— START —

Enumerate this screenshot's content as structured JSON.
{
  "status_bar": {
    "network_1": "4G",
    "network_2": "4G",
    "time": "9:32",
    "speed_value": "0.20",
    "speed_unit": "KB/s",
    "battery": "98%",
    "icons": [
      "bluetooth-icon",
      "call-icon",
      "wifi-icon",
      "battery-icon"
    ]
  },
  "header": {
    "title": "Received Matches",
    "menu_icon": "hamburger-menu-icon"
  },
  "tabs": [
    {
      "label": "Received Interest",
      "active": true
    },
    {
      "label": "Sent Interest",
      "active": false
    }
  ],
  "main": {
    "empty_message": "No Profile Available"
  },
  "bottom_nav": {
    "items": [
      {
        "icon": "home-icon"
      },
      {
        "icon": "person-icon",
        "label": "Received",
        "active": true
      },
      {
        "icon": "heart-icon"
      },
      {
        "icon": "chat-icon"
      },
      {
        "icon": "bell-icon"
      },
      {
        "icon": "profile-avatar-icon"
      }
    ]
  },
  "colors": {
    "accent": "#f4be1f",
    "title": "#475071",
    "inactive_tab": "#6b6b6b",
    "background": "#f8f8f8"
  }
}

— END —

--- Exercise directions ---
Quote all of the entries exactly as they appear.

--- Finished exercise ---
Enumerate this screenshot's content as structured JSON.
{
  "status_bar": {
    "network_1": "4G",
    "network_2": "4G",
    "time": "9:32",
    "speed_value": "0.20",
    "speed_unit": "KB/s",
    "battery": "98%",
    "icons": [
      "bluetooth-icon",
      "call-icon",
      "wifi-icon",
      "battery-icon"
    ]
  },
  "header": {
    "title": "Received Matches",
    "menu_icon": "hamburger-menu-icon"
  },
  "tabs": [
    {
      "label": "Received Interest",
      "active": true
    },
    {
      "label": "Sent Interest",
      "active": false
    }
  ],
  "main": {
    "empty_message": "No Profile Available"
  },
  "bottom_nav": {
    "items": [
      {
        "icon": "home-icon"
      },
      {
        "icon": "person-icon",
        "label": "Received",
        "active": true
      },
      {
        "icon": "heart-icon"
      },
      {
        "icon": "chat-icon"
      },
      {
        "icon": "bell-icon"
      },
      {
        "icon": "profile-avatar-icon"
      }
    ]
  },
  "colors": {
    "accent": "#f4be1f",
    "title": "#475071",
    "inactive_tab": "#6b6b6b",
    "background": "#f8f8f8"
  }
}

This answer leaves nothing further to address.